▶ Texte source:
La Société de Tir de Bonnut

(Article paru dans Les Saisons de Bonnut n° 11)


Les jeunes de Bonnut, lors d’un retour d’une compétition de tir à Biron en 1925.
Photographiés chez Darnaudat à Orthez.
De gauche à droite, debout : Léopold Pinsalle, Pierre Depeyris, Eugène Fourcade, Vincent Dupèbe, Pierre Darricarrère, Émile Bonzom, Rémy Dussarat.
Assis : François Dufourcq, M. Mirande (l’instituteur), Georges Ducournau.
Accroupis : Paul Lasserre, Joseph Fouques, Gaston Brasquet.

▶ Données d'origine:
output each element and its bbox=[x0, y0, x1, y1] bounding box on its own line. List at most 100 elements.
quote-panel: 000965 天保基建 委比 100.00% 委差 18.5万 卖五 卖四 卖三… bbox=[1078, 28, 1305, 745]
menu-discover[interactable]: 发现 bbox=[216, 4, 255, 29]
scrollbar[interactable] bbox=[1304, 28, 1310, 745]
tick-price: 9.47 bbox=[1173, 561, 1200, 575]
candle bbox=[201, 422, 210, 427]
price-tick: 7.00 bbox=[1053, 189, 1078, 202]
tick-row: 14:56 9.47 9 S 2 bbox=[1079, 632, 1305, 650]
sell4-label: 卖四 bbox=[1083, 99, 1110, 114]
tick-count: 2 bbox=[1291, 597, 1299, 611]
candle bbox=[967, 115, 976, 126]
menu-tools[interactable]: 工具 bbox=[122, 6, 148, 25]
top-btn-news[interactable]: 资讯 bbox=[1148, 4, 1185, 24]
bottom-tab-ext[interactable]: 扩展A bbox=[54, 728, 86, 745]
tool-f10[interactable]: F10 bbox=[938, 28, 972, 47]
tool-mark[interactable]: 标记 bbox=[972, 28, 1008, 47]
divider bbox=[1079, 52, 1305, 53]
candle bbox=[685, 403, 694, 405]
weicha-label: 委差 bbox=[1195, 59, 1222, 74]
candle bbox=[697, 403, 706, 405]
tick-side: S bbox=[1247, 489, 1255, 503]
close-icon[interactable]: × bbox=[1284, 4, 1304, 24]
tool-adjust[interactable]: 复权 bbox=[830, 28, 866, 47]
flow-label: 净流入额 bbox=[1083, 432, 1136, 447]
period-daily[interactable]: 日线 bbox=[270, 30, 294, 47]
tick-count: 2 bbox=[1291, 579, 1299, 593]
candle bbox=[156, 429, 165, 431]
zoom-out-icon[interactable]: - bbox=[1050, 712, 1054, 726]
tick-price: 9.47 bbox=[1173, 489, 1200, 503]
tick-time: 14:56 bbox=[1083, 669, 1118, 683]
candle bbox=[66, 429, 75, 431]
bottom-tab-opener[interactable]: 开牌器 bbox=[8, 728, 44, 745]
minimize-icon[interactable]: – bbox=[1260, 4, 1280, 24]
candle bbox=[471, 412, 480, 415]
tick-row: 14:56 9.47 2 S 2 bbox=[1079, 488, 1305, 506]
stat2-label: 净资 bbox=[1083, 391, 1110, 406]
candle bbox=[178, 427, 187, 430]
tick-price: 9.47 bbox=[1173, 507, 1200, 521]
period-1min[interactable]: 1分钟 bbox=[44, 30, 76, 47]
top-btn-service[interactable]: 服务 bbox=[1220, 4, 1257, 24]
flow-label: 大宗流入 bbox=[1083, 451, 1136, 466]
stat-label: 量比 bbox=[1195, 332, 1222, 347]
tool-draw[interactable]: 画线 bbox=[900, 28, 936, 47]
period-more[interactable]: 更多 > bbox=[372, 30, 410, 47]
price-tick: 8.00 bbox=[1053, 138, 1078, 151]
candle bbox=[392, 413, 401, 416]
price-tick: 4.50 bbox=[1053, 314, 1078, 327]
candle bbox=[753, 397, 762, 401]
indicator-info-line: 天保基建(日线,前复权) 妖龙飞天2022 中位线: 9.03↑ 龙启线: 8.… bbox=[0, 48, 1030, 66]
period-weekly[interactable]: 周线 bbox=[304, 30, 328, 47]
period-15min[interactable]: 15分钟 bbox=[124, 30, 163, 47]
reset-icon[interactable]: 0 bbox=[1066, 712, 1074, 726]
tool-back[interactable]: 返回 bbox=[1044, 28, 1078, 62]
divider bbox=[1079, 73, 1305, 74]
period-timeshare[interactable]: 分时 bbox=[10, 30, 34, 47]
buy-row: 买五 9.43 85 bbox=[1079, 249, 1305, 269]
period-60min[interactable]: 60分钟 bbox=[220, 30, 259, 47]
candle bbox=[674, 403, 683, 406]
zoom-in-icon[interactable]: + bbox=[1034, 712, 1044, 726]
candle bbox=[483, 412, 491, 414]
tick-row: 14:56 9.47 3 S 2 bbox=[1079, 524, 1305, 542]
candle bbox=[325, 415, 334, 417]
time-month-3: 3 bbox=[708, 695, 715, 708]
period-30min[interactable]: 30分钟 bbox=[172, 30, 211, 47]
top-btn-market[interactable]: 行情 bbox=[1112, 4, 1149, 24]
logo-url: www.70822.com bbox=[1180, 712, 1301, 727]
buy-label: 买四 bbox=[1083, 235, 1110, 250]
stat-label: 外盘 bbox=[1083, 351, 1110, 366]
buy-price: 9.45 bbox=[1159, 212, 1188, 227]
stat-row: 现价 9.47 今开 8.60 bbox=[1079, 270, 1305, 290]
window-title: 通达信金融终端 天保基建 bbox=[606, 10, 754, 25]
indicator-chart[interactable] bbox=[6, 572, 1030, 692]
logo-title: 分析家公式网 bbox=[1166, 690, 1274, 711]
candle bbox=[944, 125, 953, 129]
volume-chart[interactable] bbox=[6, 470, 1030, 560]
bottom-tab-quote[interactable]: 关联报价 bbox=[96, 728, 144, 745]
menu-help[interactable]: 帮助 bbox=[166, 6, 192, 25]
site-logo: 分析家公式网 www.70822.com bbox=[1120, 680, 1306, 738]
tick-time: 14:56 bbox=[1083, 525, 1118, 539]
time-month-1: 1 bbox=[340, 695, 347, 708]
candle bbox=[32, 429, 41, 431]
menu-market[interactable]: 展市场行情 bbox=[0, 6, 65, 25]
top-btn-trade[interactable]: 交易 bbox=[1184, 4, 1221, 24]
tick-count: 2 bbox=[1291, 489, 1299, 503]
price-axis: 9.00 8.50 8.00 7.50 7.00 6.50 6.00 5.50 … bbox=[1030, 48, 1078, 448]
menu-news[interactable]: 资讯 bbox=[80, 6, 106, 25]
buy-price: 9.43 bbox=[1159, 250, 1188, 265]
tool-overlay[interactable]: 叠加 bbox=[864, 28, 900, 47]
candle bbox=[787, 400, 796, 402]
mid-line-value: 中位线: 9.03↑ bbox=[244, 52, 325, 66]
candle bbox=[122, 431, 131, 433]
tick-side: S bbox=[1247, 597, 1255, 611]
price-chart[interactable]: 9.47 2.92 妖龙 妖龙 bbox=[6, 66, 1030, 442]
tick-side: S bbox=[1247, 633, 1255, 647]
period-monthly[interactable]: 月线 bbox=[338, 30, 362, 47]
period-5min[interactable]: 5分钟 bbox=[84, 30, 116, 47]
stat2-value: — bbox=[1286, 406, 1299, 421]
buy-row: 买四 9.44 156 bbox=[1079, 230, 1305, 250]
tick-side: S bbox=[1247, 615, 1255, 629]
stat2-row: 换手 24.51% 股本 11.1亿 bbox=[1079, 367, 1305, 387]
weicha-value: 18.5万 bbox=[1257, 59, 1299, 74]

▶ À faire:
(a) Traduisez en anglais cette phrase du texte sur la Société de tir de Bonnut : « Les jeunes de Bonnut, lors d’un retour d’une compétition de tir à Biron en 1925. »
(b) Écrivez la suite du texte sur la Société de tir de Bonnut, juste après sa dernière ligne.

▶ Réponses par numéro:
(a) The young people of Bonnut, on their way back from a shooting competition in Biron in 1925.

(b)
Au vu de cette photo que nous avons trouvée dans l’intéressant ouvrage de Jacques Moulia, nous croyions qu’il s’était créé une société de tir après la guerre, dans les années 20. Eh bien, il n’en était rien, la société de tir existait bien avant puisque nous en trouvons trace dans les colonnes du Franc-Parler au début du siècle. Celui-ci déclarait pour Bonnut, le mardi 27 décembre 1904 :

« Une société de tir est en voie d’organisation. Nous applaudissons de tout cœur à cette heureuse initiative, qui procurera à la jeunesse de Bonnut un passe-temps agréable et instructif. »

Il est vrai que nous étions en plein dans la grande hystérie nationale revancharde contre l’Allemagne.

Puis, à chaque fête, des concours de tir populaires étaient organisés, à 50 centimes le carton (environ 10 francs actuels), mais les membres de la société de tir en étaient écartés, sans doute pour ne pas écœurer les participants par leur grande adresse.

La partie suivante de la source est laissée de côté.